Make an exact copy of all the data.

— start of SUPPLIED ENTRIES —

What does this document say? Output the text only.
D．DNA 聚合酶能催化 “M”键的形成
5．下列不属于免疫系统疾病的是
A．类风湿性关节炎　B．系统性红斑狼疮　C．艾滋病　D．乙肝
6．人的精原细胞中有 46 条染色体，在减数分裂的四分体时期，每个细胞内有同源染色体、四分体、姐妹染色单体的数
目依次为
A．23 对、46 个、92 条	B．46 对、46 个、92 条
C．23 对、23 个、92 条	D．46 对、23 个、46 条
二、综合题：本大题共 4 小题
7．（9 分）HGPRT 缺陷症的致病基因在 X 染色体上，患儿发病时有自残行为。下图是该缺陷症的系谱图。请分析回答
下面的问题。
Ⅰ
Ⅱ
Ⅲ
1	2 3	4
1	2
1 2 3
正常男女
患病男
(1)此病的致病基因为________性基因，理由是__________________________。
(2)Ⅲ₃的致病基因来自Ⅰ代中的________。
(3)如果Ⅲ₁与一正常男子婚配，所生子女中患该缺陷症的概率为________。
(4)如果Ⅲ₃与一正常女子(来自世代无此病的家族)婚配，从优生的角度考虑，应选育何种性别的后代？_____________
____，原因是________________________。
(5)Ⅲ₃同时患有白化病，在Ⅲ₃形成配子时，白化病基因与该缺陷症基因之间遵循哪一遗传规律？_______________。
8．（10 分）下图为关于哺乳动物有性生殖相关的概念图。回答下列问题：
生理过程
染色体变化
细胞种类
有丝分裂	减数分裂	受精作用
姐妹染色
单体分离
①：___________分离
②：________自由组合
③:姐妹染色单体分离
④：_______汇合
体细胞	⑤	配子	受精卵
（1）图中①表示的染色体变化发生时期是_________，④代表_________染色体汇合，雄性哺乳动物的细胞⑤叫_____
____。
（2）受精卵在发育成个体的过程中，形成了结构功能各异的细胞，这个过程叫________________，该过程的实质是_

— end of SUPPLIED ENTRIES —

▶ **COMPLETED TASK**
What does this document say? Output the text only.
D．DNA 聚合酶能催化 “M”键的形成
5．下列不属于免疫系统疾病的是
A．类风湿性关节炎　B．系统性红斑狼疮　C．艾滋病　D．乙肝
6．人的精原细胞中有 46 条染色体，在减数分裂的四分体时期，每个细胞内有同源染色体、四分体、姐妹染色单体的数
目依次为
A．23 对、46 个、92 条	B．46 对、46 个、92 条
C．23 对、23 个、92 条	D．46 对、23 个、46 条
二、综合题：本大题共 4 小题
7．（9 分）HGPRT 缺陷症的致病基因在 X 染色体上，患儿发病时有自残行为。下图是该缺陷症的系谱图。请分析回答
下面的问题。
Ⅰ
Ⅱ
Ⅲ
1	2 3	4
1	2
1 2 3
正常男女
患病男
(1)此病的致病基因为________性基因，理由是__________________________。
(2)Ⅲ₃的致病基因来自Ⅰ代中的________。
(3)如果Ⅲ₁与一正常男子婚配，所生子女中患该缺陷症的概率为________。
(4)如果Ⅲ₃与一正常女子(来自世代无此病的家族)婚配，从优生的角度考虑，应选育何种性别的后代？_____________
____，原因是________________________。
(5)Ⅲ₃同时患有白化病，在Ⅲ₃形成配子时，白化病基因与该缺陷症基因之间遵循哪一遗传规律？_______________。
8．（10 分）下图为关于哺乳动物有性生殖相关的概念图。回答下列问题：
生理过程
染色体变化
细胞种类
有丝分裂	减数分裂	受精作用
姐妹染色
单体分离
①：___________分离
②：________自由组合
③:姐妹染色单体分离
④：_______汇合
体细胞	⑤	配子	受精卵
（1）图中①表示的染色体变化发生时期是_________，④代表_________染色体汇合，雄性哺乳动物的细胞⑤叫_____
____。
（2）受精卵在发育成个体的过程中，形成了结构功能各异的细胞，这个过程叫________________，该过程的实质是_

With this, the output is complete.